- EXERCISE OBJECTIVE
Without the pictures, repeat the listing character for character.

- SUPPLIED MATERIAL
>>>

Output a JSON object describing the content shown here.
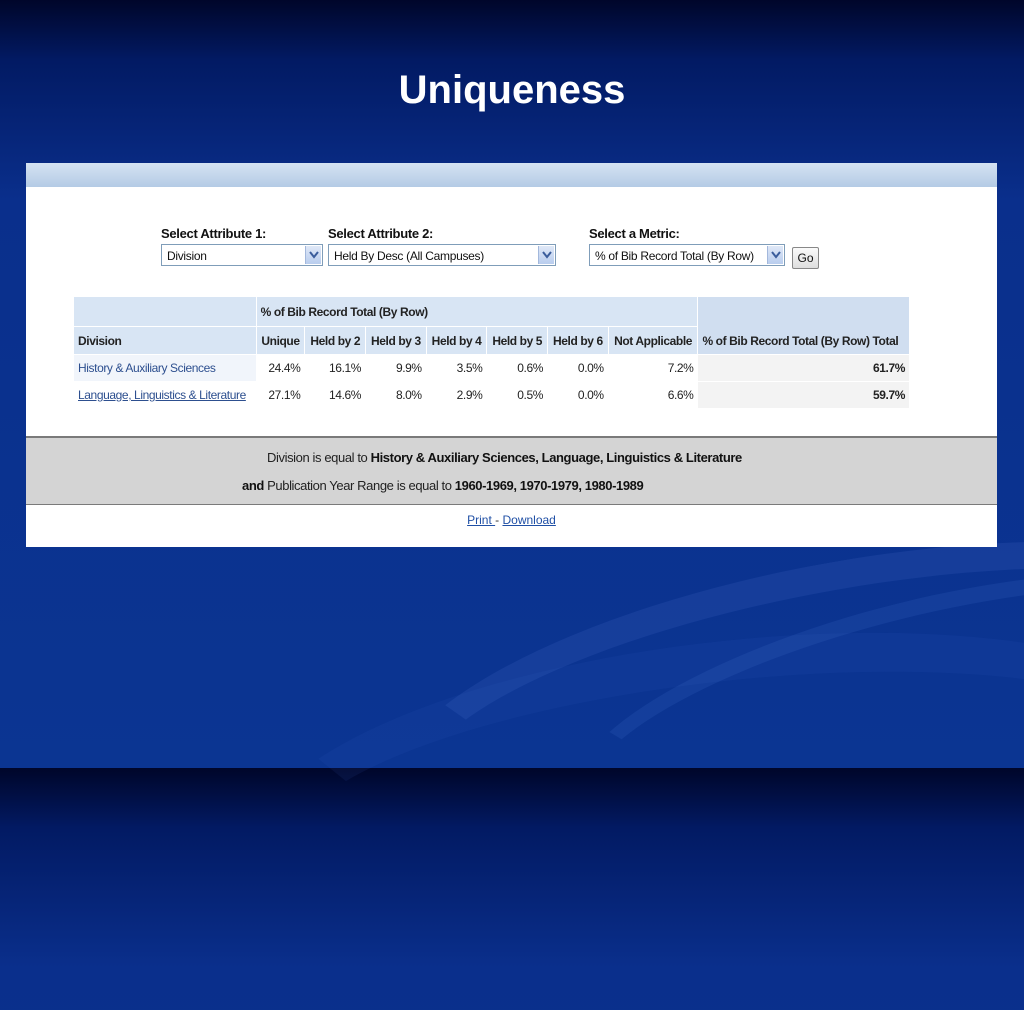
{
  "slide": {
    "title": "Uniqueness"
  },
  "selectors": {
    "attr1": {
      "label": "Select Attribute 1:",
      "value": "Division"
    },
    "attr2": {
      "label": "Select Attribute 2:",
      "value": "Held By Desc (All Campuses)"
    },
    "metric": {
      "label": "Select a Metric:",
      "value": "% of Bib Record Total (By Row)"
    },
    "go_label": "Go"
  },
  "table": {
    "group_header": "% of Bib Record Total (By Row)",
    "row_header": "Division",
    "columns": [
      "Unique",
      "Held by 2",
      "Held by 3",
      "Held by 4",
      "Held by 5",
      "Held by 6",
      "Not Applicable"
    ],
    "total_header": "% of Bib Record Total (By Row) Total",
    "rows": [
      {
        "division": "History & Auxiliary Sciences",
        "values": [
          "24.4%",
          "16.1%",
          "9.9%",
          "3.5%",
          "0.6%",
          "0.0%",
          "7.2%"
        ],
        "total": "61.7%"
      },
      {
        "division": "Language, Linguistics & Literature",
        "values": [
          "27.1%",
          "14.6%",
          "8.0%",
          "2.9%",
          "0.5%",
          "0.0%",
          "6.6%"
        ],
        "total": "59.7%"
      }
    ]
  },
  "filters": {
    "line1_prefix": "Division is equal to ",
    "line1_value": "History & Auxiliary Sciences, Language, Linguistics & Literature",
    "line2_and": "and",
    "line2_prefix": " Publication Year Range is equal to ",
    "line2_value": "1960-1969, 1970-1979, 1980-1989"
  },
  "links": {
    "print": "Print ",
    "separator": " - ",
    "download": "Download"
  },
  "colors": {
    "background": "#0b3592",
    "header_cell": "#d8e5f4",
    "link": "#1f4fa5",
    "filter_bg": "#d4d4d4"
  }
}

<<<

- EXERCISE ANSWER
Output a JSON object describing the content shown here.
{
  "slide": {
    "title": "Uniqueness"
  },
  "selectors": {
    "attr1": {
      "label": "Select Attribute 1:",
      "value": "Division"
    },
    "attr2": {
      "label": "Select Attribute 2:",
      "value": "Held By Desc (All Campuses)"
    },
    "metric": {
      "label": "Select a Metric:",
      "value": "% of Bib Record Total (By Row)"
    },
    "go_label": "Go"
  },
  "table": {
    "group_header": "% of Bib Record Total (By Row)",
    "row_header": "Division",
    "columns": [
      "Unique",
      "Held by 2",
      "Held by 3",
      "Held by 4",
      "Held by 5",
      "Held by 6",
      "Not Applicable"
    ],
    "total_header": "% of Bib Record Total (By Row) Total",
    "rows": [
      {
        "division": "History & Auxiliary Sciences",
        "values": [
          "24.4%",
          "16.1%",
          "9.9%",
          "3.5%",
          "0.6%",
          "0.0%",
          "7.2%"
        ],
        "total": "61.7%"
      },
      {
        "division": "Language, Linguistics & Literature",
        "values": [
          "27.1%",
          "14.6%",
          "8.0%",
          "2.9%",
          "0.5%",
          "0.0%",
          "6.6%"
        ],
        "total": "59.7%"
      }
    ]
  },
  "filters": {
    "line1_prefix": "Division is equal to ",
    "line1_value": "History & Auxiliary Sciences, Language, Linguistics & Literature",
    "line2_and": "and",
    "line2_prefix": " Publication Year Range is equal to ",
    "line2_value": "1960-1969, 1970-1979, 1980-1989"
  },
  "links": {
    "print": "Print ",
    "separator": " - ",
    "download": "Download"
  },
  "colors": {
    "background": "#0b3592",
    "header_cell": "#d8e5f4",
    "link": "#1f4fa5",
    "filter_bg": "#d4d4d4"
  }
}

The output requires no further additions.